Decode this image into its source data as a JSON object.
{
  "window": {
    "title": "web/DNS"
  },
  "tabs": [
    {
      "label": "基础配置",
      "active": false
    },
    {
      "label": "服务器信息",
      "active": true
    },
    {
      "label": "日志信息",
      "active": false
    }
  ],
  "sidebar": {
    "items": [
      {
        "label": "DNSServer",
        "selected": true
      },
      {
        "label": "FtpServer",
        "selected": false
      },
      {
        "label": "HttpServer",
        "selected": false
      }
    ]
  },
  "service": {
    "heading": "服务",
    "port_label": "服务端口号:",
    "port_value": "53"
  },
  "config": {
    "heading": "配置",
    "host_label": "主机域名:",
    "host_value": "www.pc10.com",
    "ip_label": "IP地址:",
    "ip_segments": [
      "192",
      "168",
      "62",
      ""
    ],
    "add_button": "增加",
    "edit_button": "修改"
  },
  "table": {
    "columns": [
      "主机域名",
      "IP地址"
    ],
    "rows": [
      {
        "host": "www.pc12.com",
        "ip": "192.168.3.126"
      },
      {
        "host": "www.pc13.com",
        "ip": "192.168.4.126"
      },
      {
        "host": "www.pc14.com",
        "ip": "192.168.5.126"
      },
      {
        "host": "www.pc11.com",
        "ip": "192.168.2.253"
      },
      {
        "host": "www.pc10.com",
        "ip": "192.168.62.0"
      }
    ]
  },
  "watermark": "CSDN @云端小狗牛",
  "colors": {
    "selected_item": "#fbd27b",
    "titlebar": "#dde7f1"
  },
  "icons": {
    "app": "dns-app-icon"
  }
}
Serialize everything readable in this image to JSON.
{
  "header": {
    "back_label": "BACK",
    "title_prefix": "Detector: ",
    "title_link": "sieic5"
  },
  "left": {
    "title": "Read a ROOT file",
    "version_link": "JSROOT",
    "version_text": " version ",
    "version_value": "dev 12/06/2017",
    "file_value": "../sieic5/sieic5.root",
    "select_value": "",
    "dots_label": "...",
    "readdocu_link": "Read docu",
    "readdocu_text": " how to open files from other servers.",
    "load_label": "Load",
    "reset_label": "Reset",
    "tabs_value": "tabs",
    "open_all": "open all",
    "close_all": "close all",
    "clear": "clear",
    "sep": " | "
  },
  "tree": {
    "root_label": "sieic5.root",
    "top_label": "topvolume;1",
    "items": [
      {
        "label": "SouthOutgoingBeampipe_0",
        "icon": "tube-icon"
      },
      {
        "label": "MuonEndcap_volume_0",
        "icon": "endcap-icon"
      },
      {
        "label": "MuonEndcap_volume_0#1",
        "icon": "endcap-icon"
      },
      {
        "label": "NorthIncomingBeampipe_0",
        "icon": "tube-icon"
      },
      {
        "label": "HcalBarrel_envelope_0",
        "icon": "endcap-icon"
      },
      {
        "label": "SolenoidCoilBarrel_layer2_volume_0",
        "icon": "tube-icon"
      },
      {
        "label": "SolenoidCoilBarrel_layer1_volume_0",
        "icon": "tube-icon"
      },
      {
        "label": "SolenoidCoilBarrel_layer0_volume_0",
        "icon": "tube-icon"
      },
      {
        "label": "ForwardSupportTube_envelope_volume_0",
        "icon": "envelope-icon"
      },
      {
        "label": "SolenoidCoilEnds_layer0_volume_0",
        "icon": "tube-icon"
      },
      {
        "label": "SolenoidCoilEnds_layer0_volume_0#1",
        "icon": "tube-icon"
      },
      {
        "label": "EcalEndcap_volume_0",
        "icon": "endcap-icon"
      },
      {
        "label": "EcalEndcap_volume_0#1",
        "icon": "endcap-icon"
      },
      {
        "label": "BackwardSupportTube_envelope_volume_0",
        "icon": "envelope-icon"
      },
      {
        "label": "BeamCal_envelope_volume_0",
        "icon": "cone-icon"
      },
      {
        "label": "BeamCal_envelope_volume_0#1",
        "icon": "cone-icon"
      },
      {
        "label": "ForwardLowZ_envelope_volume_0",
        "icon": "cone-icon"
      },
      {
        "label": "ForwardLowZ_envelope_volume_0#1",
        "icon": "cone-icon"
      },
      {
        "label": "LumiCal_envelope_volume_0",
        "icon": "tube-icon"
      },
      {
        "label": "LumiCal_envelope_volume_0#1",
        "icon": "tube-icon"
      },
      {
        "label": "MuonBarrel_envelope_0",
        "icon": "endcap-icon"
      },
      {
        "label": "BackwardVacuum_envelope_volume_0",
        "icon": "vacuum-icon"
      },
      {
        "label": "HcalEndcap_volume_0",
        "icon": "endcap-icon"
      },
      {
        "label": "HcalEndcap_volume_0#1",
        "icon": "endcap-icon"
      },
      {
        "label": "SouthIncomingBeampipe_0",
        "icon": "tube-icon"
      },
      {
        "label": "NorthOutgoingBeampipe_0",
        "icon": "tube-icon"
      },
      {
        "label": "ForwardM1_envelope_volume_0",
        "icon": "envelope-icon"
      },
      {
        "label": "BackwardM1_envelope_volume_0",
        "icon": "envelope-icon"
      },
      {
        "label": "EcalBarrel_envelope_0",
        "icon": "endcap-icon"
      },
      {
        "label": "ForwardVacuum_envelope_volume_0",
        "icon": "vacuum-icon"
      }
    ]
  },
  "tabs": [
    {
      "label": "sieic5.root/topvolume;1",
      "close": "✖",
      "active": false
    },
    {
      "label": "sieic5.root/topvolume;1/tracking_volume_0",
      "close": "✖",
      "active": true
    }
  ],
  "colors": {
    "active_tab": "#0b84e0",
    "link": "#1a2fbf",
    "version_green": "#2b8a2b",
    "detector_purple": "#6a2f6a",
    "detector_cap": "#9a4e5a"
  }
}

## Your objective
Scan the material for lines with the word "open", and copy each line you find.

## Answer to the problem
    "readdocu_text": " how to open files from other servers.",
    "open_all": "open all",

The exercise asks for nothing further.